#### Requirement
Will you quote all of the entries, word for word?

#### Extracted material
┌────────

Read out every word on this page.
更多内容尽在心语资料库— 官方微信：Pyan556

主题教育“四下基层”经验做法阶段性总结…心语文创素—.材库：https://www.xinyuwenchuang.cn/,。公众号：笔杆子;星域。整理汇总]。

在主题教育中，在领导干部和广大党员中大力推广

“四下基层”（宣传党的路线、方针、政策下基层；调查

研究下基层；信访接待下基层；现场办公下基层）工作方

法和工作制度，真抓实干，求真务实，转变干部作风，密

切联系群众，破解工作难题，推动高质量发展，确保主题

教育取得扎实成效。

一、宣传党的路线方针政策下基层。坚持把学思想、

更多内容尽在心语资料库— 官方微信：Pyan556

└────────

#### Solution to this problem
Read out every word on this page.
更多内容尽在心语资料库— 官方微信：Pyan556

主题教育“四下基层”经验做法阶段性总结…心语文创素—.材库：https://www.xinyuwenchuang.cn/,。公众号：笔杆子;星域。整理汇总]。

在主题教育中，在领导干部和广大党员中大力推广

“四下基层”（宣传党的路线、方针、政策下基层；调查

研究下基层；信访接待下基层；现场办公下基层）工作方

法和工作制度，真抓实干，求真务实，转变干部作风，密

切联系群众，破解工作难题，推动高质量发展，确保主题

教育取得扎实成效。

一、宣传党的路线方针政策下基层。坚持把学思想、

更多内容尽在心语资料库— 官方微信：Pyan556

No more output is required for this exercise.